### [EXERCISE AIM]
Extract, from the listing that follows, each line containing the word "content".

### [MATERIAL FOR THIS EXERCISE]

——

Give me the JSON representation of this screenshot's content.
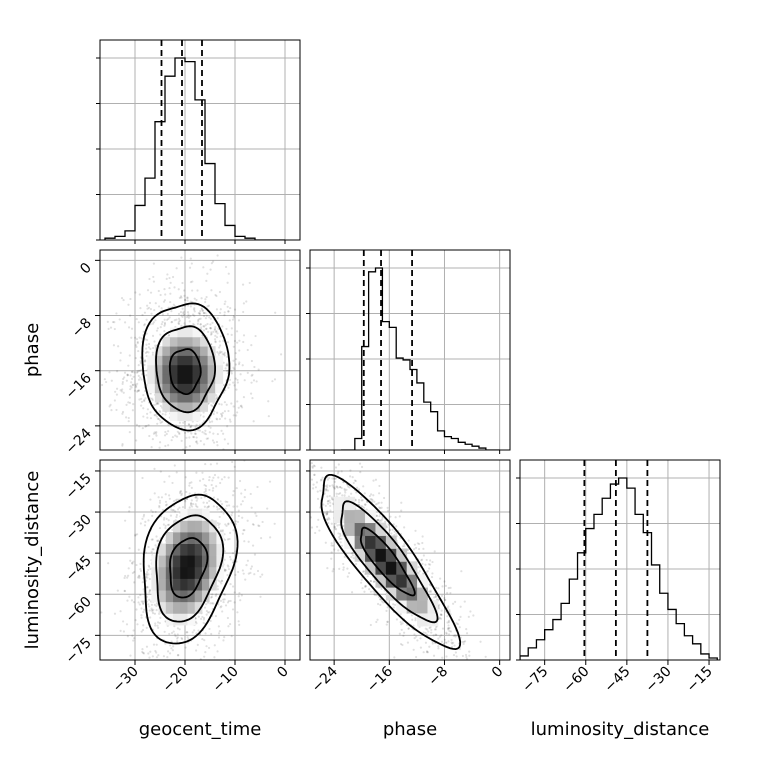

——

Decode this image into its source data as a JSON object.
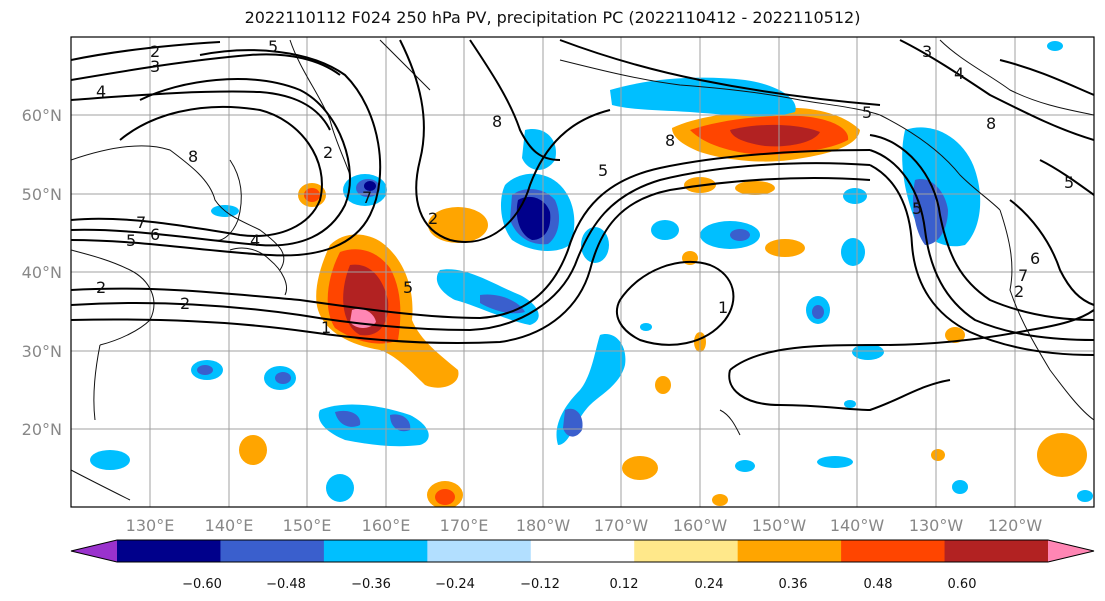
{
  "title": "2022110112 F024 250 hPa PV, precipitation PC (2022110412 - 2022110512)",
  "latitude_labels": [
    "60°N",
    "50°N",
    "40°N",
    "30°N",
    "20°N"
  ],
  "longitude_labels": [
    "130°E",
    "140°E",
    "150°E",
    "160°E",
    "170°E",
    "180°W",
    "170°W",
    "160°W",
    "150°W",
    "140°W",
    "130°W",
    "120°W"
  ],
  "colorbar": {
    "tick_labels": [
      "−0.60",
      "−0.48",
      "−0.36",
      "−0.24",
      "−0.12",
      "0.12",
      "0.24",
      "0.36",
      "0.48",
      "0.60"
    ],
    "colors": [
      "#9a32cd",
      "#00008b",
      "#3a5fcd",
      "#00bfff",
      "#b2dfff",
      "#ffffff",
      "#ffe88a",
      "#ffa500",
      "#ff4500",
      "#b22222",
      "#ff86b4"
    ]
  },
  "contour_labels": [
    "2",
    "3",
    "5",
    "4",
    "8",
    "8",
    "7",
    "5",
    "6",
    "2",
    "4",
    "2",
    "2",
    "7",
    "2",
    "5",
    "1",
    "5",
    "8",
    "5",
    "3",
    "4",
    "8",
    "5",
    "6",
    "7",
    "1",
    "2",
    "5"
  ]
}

——

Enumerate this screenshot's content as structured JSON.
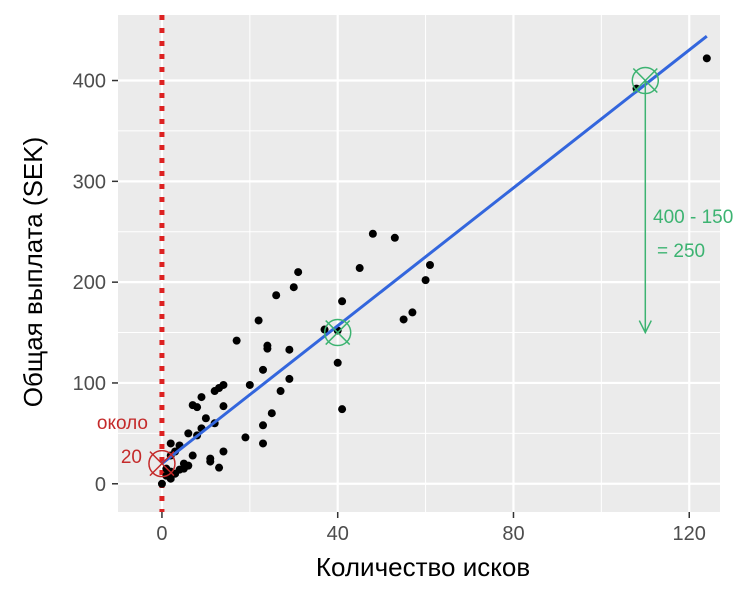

——

### [TASK ANSWER]
Give me the JSON representation of this screenshot's content.
Enumerate this screenshot's content as structured JSON.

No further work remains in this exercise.